Set all the material down again unchanged, without the pictures.

** Start of DATA TO USE **

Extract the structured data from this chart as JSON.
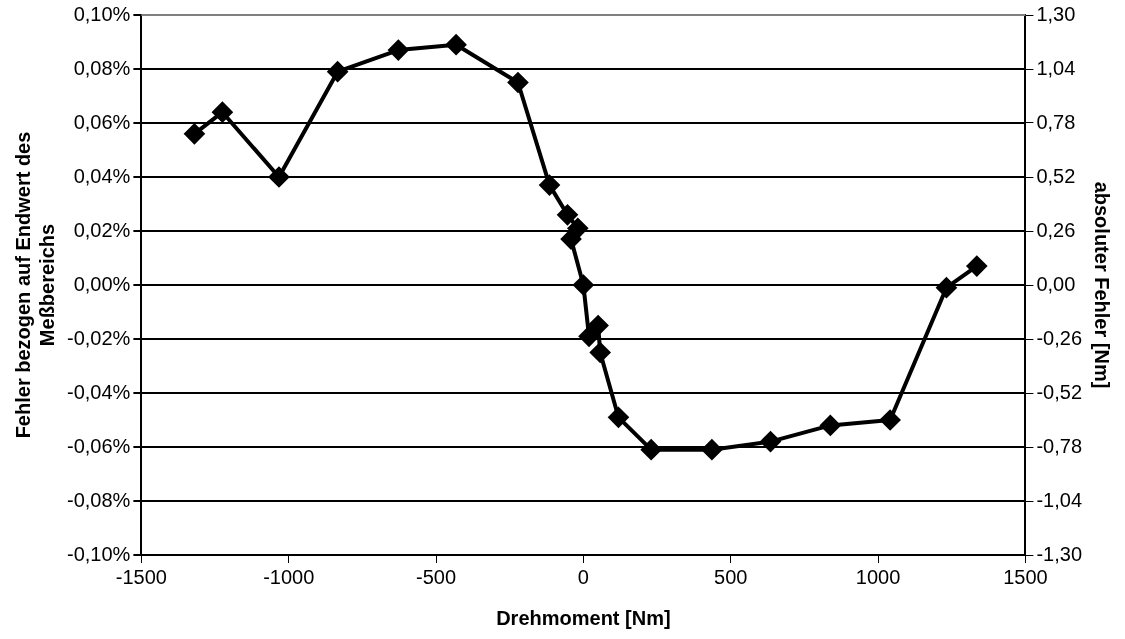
{
  "chart_data": {
    "type": "line",
    "xlabel": "Drehmoment [Nm]",
    "ylabel": "Fehler bezogen auf Endwert des Meßbereichs",
    "y2label": "absoluter Fehler [Nm]",
    "x": [
      -1320,
      -1225,
      -1033,
      -834,
      -628,
      -432,
      -222,
      -115,
      -54,
      -19,
      -42,
      0,
      19,
      50,
      57,
      119,
      230,
      436,
      635,
      838,
      1041,
      1232,
      1335
    ],
    "series": [
      {
        "color": "#000000",
        "values": [
          0.056,
          0.064,
          0.04,
          0.079,
          0.087,
          0.089,
          0.075,
          0.037,
          0.026,
          0.021,
          0.017,
          0.0,
          -0.019,
          -0.015,
          -0.025,
          -0.049,
          -0.061,
          -0.061,
          -0.058,
          -0.052,
          -0.05,
          -0.001,
          0.007
        ]
      }
    ],
    "xlim": [
      -1500,
      1500
    ],
    "xticks": [
      -1500,
      -1000,
      -500,
      0,
      500,
      1000,
      1500
    ],
    "ylim": [
      -0.1,
      0.1
    ],
    "yticks": [
      {
        "value": -0.1,
        "label": "-0,10%"
      },
      {
        "value": -0.08,
        "label": "-0,08%"
      },
      {
        "value": -0.06,
        "label": "-0,06%"
      },
      {
        "value": -0.04,
        "label": "-0,04%"
      },
      {
        "value": -0.02,
        "label": "-0,02%"
      },
      {
        "value": 0,
        "label": "0,00%"
      },
      {
        "value": 0.02,
        "label": "0,02%"
      },
      {
        "value": 0.04,
        "label": "0,04%"
      },
      {
        "value": 0.06,
        "label": "0,06%"
      },
      {
        "value": 0.08,
        "label": "0,08%"
      },
      {
        "value": 0.1,
        "label": "0,10%"
      }
    ],
    "y2lim": [
      -1.3,
      1.3
    ],
    "y2ticks": [
      {
        "value": -1.3,
        "label": "-1,30"
      },
      {
        "value": -1.04,
        "label": "-1,04"
      },
      {
        "value": -0.78,
        "label": "-0,78"
      },
      {
        "value": -0.52,
        "label": "-0,52"
      },
      {
        "value": -0.26,
        "label": "-0,26"
      },
      {
        "value": 0,
        "label": "0,00"
      },
      {
        "value": 0.26,
        "label": "0,26"
      },
      {
        "value": 0.52,
        "label": "0,52"
      },
      {
        "value": 0.78,
        "label": "0,78"
      },
      {
        "value": 1.04,
        "label": "1,04"
      },
      {
        "value": 1.3,
        "label": "1,30"
      }
    ],
    "grid": "y",
    "legend": false,
    "marker": "diamond",
    "line_style": "solid"
  }
}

** End of DATA TO USE **

(RESULT)
Extract the structured data from this chart as JSON.
{
  "chart_data": {
    "type": "line",
    "xlabel": "Drehmoment [Nm]",
    "ylabel": "Fehler bezogen auf Endwert des Meßbereichs",
    "y2label": "absoluter Fehler [Nm]",
    "x": [
      -1320,
      -1225,
      -1033,
      -834,
      -628,
      -432,
      -222,
      -115,
      -54,
      -19,
      -42,
      0,
      19,
      50,
      57,
      119,
      230,
      436,
      635,
      838,
      1041,
      1232,
      1335
    ],
    "series": [
      {
        "color": "#000000",
        "values": [
          0.056,
          0.064,
          0.04,
          0.079,
          0.087,
          0.089,
          0.075,
          0.037,
          0.026,
          0.021,
          0.017,
          0.0,
          -0.019,
          -0.015,
          -0.025,
          -0.049,
          -0.061,
          -0.061,
          -0.058,
          -0.052,
          -0.05,
          -0.001,
          0.007
        ]
      }
    ],
    "xlim": [
      -1500,
      1500
    ],
    "xticks": [
      -1500,
      -1000,
      -500,
      0,
      500,
      1000,
      1500
    ],
    "ylim": [
      -0.1,
      0.1
    ],
    "yticks": [
      {
        "value": -0.1,
        "label": "-0,10%"
      },
      {
        "value": -0.08,
        "label": "-0,08%"
      },
      {
        "value": -0.06,
        "label": "-0,06%"
      },
      {
        "value": -0.04,
        "label": "-0,04%"
      },
      {
        "value": -0.02,
        "label": "-0,02%"
      },
      {
        "value": 0,
        "label": "0,00%"
      },
      {
        "value": 0.02,
        "label": "0,02%"
      },
      {
        "value": 0.04,
        "label": "0,04%"
      },
      {
        "value": 0.06,
        "label": "0,06%"
      },
      {
        "value": 0.08,
        "label": "0,08%"
      },
      {
        "value": 0.1,
        "label": "0,10%"
      }
    ],
    "y2lim": [
      -1.3,
      1.3
    ],
    "y2ticks": [
      {
        "value": -1.3,
        "label": "-1,30"
      },
      {
        "value": -1.04,
        "label": "-1,04"
      },
      {
        "value": -0.78,
        "label": "-0,78"
      },
      {
        "value": -0.52,
        "label": "-0,52"
      },
      {
        "value": -0.26,
        "label": "-0,26"
      },
      {
        "value": 0,
        "label": "0,00"
      },
      {
        "value": 0.26,
        "label": "0,26"
      },
      {
        "value": 0.52,
        "label": "0,52"
      },
      {
        "value": 0.78,
        "label": "0,78"
      },
      {
        "value": 1.04,
        "label": "1,04"
      },
      {
        "value": 1.3,
        "label": "1,30"
      }
    ],
    "grid": "y",
    "legend": false,
    "marker": "diamond",
    "line_style": "solid"
  }
}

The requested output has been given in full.